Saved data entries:
====
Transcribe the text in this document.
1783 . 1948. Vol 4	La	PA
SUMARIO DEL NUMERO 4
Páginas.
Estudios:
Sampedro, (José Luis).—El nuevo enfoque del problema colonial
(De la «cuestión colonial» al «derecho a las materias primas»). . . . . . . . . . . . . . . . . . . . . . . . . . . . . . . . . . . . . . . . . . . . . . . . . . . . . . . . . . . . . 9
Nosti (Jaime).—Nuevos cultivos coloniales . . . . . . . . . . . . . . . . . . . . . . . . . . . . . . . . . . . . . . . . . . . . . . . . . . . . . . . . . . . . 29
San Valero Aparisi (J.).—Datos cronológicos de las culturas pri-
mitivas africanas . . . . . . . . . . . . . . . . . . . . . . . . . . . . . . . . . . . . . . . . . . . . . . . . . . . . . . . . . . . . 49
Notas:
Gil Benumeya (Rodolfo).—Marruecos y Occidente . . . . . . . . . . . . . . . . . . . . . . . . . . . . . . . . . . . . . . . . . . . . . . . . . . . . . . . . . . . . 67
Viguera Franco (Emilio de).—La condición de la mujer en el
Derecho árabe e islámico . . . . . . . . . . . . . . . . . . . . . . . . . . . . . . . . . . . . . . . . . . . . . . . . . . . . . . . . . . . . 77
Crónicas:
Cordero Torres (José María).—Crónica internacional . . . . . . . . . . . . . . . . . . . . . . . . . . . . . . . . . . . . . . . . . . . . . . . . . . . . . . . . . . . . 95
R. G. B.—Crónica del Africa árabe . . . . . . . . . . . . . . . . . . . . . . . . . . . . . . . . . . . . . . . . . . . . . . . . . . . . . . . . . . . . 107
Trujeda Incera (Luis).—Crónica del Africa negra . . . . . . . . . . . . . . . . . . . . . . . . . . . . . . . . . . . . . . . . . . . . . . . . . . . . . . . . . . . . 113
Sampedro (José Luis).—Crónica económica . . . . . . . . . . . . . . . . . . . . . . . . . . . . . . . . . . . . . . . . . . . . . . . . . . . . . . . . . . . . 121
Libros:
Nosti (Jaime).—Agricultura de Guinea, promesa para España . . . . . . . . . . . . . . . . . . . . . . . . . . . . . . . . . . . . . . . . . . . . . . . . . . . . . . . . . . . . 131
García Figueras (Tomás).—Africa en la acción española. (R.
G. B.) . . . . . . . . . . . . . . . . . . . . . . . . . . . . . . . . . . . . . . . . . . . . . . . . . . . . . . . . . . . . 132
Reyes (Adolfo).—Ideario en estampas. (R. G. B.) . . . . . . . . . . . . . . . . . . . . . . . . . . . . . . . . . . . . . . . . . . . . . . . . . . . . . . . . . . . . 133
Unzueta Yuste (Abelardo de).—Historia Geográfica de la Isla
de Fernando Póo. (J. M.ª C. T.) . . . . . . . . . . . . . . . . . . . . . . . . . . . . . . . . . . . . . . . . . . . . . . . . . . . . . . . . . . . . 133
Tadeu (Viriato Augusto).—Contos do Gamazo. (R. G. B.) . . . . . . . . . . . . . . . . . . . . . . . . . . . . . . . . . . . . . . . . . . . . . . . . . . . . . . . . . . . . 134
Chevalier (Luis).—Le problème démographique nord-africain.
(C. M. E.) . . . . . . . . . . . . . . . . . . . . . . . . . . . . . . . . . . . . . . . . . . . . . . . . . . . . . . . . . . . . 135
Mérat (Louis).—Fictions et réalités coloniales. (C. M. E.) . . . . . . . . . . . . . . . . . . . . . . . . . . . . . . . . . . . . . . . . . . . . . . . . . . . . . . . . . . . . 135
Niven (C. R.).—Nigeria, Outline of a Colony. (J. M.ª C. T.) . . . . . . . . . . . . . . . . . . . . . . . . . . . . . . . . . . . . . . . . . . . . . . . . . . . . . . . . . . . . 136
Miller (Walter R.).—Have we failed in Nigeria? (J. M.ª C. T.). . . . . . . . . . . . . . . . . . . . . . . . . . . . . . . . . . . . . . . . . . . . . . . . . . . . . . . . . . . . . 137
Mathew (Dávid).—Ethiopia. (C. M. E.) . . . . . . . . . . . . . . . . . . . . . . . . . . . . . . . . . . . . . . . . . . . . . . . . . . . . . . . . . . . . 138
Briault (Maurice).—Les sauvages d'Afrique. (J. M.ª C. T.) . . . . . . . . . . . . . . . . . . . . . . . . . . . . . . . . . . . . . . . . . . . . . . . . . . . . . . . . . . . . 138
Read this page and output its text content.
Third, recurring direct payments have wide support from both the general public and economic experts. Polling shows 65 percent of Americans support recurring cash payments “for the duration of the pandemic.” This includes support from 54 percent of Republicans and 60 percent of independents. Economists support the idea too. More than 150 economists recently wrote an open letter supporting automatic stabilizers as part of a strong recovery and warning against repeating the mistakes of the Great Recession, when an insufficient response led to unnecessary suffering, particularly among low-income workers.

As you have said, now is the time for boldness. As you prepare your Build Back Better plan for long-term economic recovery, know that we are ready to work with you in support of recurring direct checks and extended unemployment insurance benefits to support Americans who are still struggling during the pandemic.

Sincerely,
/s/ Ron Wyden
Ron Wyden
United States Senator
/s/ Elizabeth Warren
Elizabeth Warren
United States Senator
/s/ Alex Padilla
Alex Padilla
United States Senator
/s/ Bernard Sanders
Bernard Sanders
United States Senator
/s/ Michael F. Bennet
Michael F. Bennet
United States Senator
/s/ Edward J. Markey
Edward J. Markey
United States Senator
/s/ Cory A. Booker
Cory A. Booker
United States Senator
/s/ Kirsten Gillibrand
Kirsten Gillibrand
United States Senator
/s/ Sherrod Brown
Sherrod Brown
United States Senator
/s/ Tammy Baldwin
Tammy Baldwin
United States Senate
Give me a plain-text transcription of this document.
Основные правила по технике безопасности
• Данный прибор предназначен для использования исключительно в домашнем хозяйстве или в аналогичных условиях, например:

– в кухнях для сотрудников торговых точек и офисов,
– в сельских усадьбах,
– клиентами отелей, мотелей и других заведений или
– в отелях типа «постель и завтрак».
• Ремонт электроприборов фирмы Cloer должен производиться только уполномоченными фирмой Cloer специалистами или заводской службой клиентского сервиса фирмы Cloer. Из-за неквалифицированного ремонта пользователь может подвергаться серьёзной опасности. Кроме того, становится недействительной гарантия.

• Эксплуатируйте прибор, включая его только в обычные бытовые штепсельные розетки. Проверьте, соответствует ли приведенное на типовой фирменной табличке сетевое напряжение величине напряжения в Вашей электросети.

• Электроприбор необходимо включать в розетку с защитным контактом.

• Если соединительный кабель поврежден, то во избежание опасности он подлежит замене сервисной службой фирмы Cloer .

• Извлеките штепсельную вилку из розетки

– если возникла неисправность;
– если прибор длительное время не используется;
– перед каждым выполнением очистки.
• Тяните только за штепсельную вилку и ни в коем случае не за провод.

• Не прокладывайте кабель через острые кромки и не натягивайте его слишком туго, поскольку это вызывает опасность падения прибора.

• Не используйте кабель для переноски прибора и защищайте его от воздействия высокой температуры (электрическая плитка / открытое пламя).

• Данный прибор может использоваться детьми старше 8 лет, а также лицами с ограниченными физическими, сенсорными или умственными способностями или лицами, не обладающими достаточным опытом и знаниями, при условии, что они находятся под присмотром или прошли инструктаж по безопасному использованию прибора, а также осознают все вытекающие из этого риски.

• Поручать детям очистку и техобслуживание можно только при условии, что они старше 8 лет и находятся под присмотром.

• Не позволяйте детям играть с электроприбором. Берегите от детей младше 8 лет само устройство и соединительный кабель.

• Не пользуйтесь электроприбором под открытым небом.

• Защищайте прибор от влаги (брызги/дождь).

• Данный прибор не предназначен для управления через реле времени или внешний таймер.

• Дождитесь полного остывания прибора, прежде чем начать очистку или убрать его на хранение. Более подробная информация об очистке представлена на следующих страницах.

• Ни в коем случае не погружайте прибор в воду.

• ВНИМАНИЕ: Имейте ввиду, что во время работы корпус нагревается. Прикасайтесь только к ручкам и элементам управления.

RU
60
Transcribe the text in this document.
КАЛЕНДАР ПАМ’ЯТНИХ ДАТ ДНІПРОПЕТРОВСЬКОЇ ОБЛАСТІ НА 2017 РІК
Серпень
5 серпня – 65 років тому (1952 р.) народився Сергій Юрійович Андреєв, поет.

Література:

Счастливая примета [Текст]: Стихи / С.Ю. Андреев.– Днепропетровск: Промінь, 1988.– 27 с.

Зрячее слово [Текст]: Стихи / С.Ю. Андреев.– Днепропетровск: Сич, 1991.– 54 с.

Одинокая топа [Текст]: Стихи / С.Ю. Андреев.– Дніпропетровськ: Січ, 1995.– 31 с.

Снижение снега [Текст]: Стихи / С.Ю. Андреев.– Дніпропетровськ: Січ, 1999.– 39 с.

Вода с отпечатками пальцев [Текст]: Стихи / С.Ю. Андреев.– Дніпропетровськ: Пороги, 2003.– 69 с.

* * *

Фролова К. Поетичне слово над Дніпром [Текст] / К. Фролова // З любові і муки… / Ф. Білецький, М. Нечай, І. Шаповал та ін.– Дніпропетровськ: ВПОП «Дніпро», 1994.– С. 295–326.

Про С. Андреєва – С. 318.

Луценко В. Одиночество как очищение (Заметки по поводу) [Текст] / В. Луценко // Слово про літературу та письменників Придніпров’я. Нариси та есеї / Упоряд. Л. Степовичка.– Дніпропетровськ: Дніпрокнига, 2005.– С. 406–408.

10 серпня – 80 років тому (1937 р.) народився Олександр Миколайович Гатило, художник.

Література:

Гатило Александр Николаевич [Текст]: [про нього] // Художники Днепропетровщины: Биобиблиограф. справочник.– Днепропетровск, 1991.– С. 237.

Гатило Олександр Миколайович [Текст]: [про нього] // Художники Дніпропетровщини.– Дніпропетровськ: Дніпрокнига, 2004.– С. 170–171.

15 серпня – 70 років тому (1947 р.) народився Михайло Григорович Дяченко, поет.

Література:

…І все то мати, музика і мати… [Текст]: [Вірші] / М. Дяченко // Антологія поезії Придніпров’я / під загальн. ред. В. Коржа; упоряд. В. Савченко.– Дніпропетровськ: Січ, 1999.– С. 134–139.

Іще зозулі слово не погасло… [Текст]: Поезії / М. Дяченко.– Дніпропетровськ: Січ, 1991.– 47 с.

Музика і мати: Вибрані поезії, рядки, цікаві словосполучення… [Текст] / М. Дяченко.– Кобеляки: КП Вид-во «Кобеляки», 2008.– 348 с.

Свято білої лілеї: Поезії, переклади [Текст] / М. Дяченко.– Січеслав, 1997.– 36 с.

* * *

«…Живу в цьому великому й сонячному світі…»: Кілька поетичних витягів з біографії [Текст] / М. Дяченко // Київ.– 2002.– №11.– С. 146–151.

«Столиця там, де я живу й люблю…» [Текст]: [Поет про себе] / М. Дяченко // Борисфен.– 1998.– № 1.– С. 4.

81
====
> **Task prompt**
List every line above that contains the word "коем".

> **Task output**
• Тяните только за штепсельную вилку и ни в коем случае не за провод.
• Ни в коем случае не погружайте прибор в воду.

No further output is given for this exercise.